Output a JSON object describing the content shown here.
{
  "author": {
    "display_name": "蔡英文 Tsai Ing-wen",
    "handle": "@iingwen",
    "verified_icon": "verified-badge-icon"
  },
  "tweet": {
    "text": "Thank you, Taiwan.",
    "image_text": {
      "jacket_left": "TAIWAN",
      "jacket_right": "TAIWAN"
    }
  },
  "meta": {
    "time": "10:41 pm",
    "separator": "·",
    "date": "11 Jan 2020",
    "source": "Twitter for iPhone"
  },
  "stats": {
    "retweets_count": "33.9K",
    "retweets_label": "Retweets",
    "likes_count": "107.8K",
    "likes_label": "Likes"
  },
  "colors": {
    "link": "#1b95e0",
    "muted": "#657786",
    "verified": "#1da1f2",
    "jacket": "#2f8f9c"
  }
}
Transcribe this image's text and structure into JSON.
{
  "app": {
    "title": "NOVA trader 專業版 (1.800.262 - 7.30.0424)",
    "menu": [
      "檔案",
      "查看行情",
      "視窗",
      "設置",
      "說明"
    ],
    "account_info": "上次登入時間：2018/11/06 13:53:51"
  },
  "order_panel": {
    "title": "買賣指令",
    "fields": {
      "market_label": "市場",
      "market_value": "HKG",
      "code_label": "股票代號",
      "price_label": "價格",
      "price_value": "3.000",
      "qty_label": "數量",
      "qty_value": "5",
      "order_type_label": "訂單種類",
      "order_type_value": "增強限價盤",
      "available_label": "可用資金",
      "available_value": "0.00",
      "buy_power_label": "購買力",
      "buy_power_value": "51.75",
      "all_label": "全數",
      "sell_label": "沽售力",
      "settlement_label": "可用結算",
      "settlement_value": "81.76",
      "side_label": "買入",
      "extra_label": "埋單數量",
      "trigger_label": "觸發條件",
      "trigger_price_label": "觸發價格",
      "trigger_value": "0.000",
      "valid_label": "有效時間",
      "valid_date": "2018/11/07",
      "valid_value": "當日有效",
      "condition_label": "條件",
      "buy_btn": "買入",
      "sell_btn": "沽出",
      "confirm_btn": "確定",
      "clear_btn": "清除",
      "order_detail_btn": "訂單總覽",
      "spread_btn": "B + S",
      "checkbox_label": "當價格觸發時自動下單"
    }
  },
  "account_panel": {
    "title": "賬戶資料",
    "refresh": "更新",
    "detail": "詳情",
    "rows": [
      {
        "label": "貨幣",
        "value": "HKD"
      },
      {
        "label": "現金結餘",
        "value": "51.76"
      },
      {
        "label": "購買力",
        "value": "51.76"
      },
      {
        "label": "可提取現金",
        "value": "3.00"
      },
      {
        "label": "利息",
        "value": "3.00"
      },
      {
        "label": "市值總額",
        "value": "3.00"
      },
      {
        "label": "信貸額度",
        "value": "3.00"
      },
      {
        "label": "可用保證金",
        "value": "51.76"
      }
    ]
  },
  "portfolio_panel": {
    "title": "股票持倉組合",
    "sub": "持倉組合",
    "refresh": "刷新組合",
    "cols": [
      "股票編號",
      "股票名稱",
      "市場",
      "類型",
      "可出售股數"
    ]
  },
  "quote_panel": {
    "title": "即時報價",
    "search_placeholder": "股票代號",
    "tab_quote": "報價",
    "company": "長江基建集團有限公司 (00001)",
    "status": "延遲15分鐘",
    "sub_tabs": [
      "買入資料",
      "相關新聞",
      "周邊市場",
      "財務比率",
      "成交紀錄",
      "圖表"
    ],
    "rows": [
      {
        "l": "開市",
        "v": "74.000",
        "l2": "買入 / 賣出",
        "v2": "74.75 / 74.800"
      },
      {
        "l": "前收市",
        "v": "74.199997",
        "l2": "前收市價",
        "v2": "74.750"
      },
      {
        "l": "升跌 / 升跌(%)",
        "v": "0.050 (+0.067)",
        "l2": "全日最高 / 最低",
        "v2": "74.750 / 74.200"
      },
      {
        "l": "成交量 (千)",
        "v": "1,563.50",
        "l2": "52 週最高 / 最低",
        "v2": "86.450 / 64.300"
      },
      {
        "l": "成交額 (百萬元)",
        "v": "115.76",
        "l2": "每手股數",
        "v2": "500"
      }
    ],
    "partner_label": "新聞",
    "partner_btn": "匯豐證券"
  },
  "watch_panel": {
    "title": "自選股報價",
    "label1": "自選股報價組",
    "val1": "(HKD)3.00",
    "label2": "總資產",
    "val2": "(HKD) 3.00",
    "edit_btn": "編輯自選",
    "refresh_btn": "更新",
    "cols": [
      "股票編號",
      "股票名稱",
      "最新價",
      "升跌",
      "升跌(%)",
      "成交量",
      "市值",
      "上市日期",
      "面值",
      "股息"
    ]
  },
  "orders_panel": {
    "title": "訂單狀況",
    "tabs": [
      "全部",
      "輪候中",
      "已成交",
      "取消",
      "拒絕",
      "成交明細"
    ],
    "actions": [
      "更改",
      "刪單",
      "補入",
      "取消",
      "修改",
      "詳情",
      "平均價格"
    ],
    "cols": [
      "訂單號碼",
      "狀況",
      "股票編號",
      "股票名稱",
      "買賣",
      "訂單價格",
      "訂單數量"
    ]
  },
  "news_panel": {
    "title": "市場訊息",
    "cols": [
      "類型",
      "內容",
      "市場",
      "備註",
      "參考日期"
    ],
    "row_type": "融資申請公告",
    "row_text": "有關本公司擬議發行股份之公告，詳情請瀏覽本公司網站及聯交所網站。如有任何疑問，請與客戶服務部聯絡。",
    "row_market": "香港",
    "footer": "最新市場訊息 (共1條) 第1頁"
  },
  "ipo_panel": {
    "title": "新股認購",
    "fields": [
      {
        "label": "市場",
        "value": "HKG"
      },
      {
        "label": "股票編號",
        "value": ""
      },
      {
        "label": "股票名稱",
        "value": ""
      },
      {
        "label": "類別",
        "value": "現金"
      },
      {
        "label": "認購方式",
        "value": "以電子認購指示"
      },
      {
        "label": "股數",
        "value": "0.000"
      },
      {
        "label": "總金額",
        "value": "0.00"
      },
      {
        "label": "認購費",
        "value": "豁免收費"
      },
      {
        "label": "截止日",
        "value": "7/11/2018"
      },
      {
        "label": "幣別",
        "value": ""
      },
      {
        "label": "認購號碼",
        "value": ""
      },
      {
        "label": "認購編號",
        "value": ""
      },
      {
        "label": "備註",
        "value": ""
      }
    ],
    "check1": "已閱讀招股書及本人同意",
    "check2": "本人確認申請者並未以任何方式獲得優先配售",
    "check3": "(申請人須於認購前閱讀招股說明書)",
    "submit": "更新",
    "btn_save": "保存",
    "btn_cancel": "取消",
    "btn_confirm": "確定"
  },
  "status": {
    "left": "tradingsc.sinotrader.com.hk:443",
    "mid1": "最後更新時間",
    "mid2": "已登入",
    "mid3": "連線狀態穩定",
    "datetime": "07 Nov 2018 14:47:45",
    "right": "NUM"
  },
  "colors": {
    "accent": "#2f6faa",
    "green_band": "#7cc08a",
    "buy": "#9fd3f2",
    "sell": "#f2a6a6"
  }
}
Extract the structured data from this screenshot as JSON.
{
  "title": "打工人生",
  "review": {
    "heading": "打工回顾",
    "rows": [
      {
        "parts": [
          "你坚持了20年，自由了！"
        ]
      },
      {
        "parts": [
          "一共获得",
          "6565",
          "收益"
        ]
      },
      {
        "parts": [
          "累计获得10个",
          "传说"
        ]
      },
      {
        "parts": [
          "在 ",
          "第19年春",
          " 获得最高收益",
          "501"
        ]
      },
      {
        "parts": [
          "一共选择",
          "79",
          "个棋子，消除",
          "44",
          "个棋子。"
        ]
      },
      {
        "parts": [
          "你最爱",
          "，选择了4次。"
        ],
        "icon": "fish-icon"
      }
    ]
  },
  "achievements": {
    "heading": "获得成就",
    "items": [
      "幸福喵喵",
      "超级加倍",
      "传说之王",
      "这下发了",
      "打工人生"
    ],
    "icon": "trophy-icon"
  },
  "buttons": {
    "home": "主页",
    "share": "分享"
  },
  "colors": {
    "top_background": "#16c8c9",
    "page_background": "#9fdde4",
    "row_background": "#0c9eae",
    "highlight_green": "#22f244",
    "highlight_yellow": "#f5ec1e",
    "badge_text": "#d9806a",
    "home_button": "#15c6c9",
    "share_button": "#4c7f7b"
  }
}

= = = = = = =

Write out exactly the final stretch of the records: the line containing "Extract the structured" and every line after it, through the last, and nothing else.

Extract the structured data from this screenshot as JSON.
{
  "title": "打工人生",
  "review": {
    "heading": "打工回顾",
    "rows": [
      {
        "parts": [
          "你坚持了20年，自由了！"
        ]
      },
      {
        "parts": [
          "一共获得",
          "6565",
          "收益"
        ]
      },
      {
        "parts": [
          "累计获得10个",
          "传说"
        ]
      },
      {
        "parts": [
          "在 ",
          "第19年春",
          " 获得最高收益",
          "501"
        ]
      },
      {
        "parts": [
          "一共选择",
          "79",
          "个棋子，消除",
          "44",
          "个棋子。"
        ]
      },
      {
        "parts": [
          "你最爱",
          "，选择了4次。"
        ],
        "icon": "fish-icon"
      }
    ]
  },
  "achievements": {
    "heading": "获得成就",
    "items": [
      "幸福喵喵",
      "超级加倍",
      "传说之王",
      "这下发了",
      "打工人生"
    ],
    "icon": "trophy-icon"
  },
  "buttons": {
    "home": "主页",
    "share": "分享"
  },
  "colors": {
    "top_background": "#16c8c9",
    "page_background": "#9fdde4",
    "row_background": "#0c9eae",
    "highlight_green": "#22f244",
    "highlight_yellow": "#f5ec1e",
    "badge_text": "#d9806a",
    "home_button": "#15c6c9",
    "share_button": "#4c7f7b"
  }
}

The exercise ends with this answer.